**Exercise directions**
Copy out every line of the data exactly.

>> Start Provided records

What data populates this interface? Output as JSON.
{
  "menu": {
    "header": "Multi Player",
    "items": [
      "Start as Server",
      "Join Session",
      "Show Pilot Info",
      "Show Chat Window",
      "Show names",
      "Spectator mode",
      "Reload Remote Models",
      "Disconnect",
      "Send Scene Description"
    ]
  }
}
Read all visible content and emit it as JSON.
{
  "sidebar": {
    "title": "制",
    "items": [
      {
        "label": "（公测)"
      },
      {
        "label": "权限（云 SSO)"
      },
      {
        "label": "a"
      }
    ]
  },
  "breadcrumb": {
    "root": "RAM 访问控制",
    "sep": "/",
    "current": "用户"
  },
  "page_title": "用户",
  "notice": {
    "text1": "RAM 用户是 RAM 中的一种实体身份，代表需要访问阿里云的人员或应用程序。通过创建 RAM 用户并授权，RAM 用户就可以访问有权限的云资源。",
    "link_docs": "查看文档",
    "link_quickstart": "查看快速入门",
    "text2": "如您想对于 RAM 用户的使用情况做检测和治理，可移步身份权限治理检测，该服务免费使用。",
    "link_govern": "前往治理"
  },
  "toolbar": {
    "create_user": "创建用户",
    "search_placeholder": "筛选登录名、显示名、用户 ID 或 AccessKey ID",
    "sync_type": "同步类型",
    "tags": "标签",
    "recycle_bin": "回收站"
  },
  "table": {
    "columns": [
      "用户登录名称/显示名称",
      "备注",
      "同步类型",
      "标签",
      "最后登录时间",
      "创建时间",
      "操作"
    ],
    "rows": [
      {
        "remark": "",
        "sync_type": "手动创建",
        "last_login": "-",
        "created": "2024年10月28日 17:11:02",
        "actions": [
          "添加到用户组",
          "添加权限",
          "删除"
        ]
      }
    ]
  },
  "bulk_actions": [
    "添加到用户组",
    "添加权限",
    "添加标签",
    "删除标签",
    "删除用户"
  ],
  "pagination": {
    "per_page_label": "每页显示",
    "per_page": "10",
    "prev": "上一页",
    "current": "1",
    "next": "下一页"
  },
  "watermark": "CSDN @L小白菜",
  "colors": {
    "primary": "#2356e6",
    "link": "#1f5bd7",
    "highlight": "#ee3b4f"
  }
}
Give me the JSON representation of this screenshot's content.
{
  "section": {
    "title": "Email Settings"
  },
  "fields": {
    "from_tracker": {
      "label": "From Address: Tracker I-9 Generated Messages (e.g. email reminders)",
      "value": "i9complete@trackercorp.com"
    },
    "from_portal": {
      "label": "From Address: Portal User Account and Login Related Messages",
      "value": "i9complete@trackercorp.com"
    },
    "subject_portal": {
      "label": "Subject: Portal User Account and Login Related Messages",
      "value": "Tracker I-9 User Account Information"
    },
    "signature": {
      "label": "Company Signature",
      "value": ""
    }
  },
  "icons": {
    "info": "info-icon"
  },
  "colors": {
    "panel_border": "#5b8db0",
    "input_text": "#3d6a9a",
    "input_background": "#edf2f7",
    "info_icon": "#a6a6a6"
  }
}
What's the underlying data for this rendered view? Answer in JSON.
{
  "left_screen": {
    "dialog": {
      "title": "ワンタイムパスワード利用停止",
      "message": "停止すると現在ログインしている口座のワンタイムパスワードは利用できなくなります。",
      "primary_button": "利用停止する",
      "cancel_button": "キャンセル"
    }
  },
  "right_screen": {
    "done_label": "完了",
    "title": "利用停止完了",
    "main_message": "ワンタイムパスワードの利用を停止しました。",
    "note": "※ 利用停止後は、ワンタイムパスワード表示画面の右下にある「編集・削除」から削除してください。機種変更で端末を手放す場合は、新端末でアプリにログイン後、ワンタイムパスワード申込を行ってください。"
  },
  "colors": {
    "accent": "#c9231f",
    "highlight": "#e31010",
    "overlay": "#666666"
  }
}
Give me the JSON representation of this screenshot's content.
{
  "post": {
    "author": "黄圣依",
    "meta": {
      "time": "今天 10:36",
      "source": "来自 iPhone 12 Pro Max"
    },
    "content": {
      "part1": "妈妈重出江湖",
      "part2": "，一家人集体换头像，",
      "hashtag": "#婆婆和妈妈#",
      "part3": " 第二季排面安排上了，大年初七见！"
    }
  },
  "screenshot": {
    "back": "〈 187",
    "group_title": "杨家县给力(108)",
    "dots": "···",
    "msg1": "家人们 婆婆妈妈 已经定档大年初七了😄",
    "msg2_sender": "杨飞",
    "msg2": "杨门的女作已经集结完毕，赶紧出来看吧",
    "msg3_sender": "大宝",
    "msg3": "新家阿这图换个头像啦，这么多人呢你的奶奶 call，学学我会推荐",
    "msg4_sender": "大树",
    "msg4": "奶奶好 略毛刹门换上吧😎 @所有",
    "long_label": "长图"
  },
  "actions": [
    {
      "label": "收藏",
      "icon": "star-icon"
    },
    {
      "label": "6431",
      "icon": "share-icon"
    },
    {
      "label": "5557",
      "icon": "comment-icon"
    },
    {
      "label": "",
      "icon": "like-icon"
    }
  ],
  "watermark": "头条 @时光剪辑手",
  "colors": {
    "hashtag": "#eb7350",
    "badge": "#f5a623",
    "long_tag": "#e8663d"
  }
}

>> End Provided records

**Exercise response**
What data populates this interface? Output as JSON.
{
  "menu": {
    "header": "Multi Player",
    "items": [
      "Start as Server",
      "Join Session",
      "Show Pilot Info",
      "Show Chat Window",
      "Show names",
      "Spectator mode",
      "Reload Remote Models",
      "Disconnect",
      "Send Scene Description"
    ]
  }
}
Read all visible content and emit it as JSON.
{
  "sidebar": {
    "title": "制",
    "items": [
      {
        "label": "（公测)"
      },
      {
        "label": "权限（云 SSO)"
      },
      {
        "label": "a"
      }
    ]
  },
  "breadcrumb": {
    "root": "RAM 访问控制",
    "sep": "/",
    "current": "用户"
  },
  "page_title": "用户",
  "notice": {
    "text1": "RAM 用户是 RAM 中的一种实体身份，代表需要访问阿里云的人员或应用程序。通过创建 RAM 用户并授权，RAM 用户就可以访问有权限的云资源。",
    "link_docs": "查看文档",
    "link_quickstart": "查看快速入门",
    "text2": "如您想对于 RAM 用户的使用情况做检测和治理，可移步身份权限治理检测，该服务免费使用。",
    "link_govern": "前往治理"
  },
  "toolbar": {
    "create_user": "创建用户",
    "search_placeholder": "筛选登录名、显示名、用户 ID 或 AccessKey ID",
    "sync_type": "同步类型",
    "tags": "标签",
    "recycle_bin": "回收站"
  },
  "table": {
    "columns": [
      "用户登录名称/显示名称",
      "备注",
      "同步类型",
      "标签",
      "最后登录时间",
      "创建时间",
      "操作"
    ],
    "rows": [
      {
        "remark": "",
        "sync_type": "手动创建",
        "last_login": "-",
        "created": "2024年10月28日 17:11:02",
        "actions": [
          "添加到用户组",
          "添加权限",
          "删除"
        ]
      }
    ]
  },
  "bulk_actions": [
    "添加到用户组",
    "添加权限",
    "添加标签",
    "删除标签",
    "删除用户"
  ],
  "pagination": {
    "per_page_label": "每页显示",
    "per_page": "10",
    "prev": "上一页",
    "current": "1",
    "next": "下一页"
  },
  "watermark": "CSDN @L小白菜",
  "colors": {
    "primary": "#2356e6",
    "link": "#1f5bd7",
    "highlight": "#ee3b4f"
  }
}
Give me the JSON representation of this screenshot's content.
{
  "section": {
    "title": "Email Settings"
  },
  "fields": {
    "from_tracker": {
      "label": "From Address: Tracker I-9 Generated Messages (e.g. email reminders)",
      "value": "i9complete@trackercorp.com"
    },
    "from_portal": {
      "label": "From Address: Portal User Account and Login Related Messages",
      "value": "i9complete@trackercorp.com"
    },
    "subject_portal": {
      "label": "Subject: Portal User Account and Login Related Messages",
      "value": "Tracker I-9 User Account Information"
    },
    "signature": {
      "label": "Company Signature",
      "value": ""
    }
  },
  "icons": {
    "info": "info-icon"
  },
  "colors": {
    "panel_border": "#5b8db0",
    "input_text": "#3d6a9a",
    "input_background": "#edf2f7",
    "info_icon": "#a6a6a6"
  }
}
What's the underlying data for this rendered view? Answer in JSON.
{
  "left_screen": {
    "dialog": {
      "title": "ワンタイムパスワード利用停止",
      "message": "停止すると現在ログインしている口座のワンタイムパスワードは利用できなくなります。",
      "primary_button": "利用停止する",
      "cancel_button": "キャンセル"
    }
  },
  "right_screen": {
    "done_label": "完了",
    "title": "利用停止完了",
    "main_message": "ワンタイムパスワードの利用を停止しました。",
    "note": "※ 利用停止後は、ワンタイムパスワード表示画面の右下にある「編集・削除」から削除してください。機種変更で端末を手放す場合は、新端末でアプリにログイン後、ワンタイムパスワード申込を行ってください。"
  },
  "colors": {
    "accent": "#c9231f",
    "highlight": "#e31010",
    "overlay": "#666666"
  }
}
Give me the JSON representation of this screenshot's content.
{
  "post": {
    "author": "黄圣依",
    "meta": {
      "time": "今天 10:36",
      "source": "来自 iPhone 12 Pro Max"
    },
    "content": {
      "part1": "妈妈重出江湖",
      "part2": "，一家人集体换头像，",
      "hashtag": "#婆婆和妈妈#",
      "part3": " 第二季排面安排上了，大年初七见！"
    }
  },
  "screenshot": {
    "back": "〈 187",
    "group_title": "杨家县给力(108)",
    "dots": "···",
    "msg1": "家人们 婆婆妈妈 已经定档大年初七了😄",
    "msg2_sender": "杨飞",
    "msg2": "杨门的女作已经集结完毕，赶紧出来看吧",
    "msg3_sender": "大宝",
    "msg3": "新家阿这图换个头像啦，这么多人呢你的奶奶 call，学学我会推荐",
    "msg4_sender": "大树",
    "msg4": "奶奶好 略毛刹门换上吧😎 @所有",
    "long_label": "长图"
  },
  "actions": [
    {
      "label": "收藏",
      "icon": "star-icon"
    },
    {
      "label": "6431",
      "icon": "share-icon"
    },
    {
      "label": "5557",
      "icon": "comment-icon"
    },
    {
      "label": "",
      "icon": "like-icon"
    }
  ],
  "watermark": "头条 @时光剪辑手",
  "colors": {
    "hashtag": "#eb7350",
    "badge": "#f5a623",
    "long_tag": "#e8663d"
  }
}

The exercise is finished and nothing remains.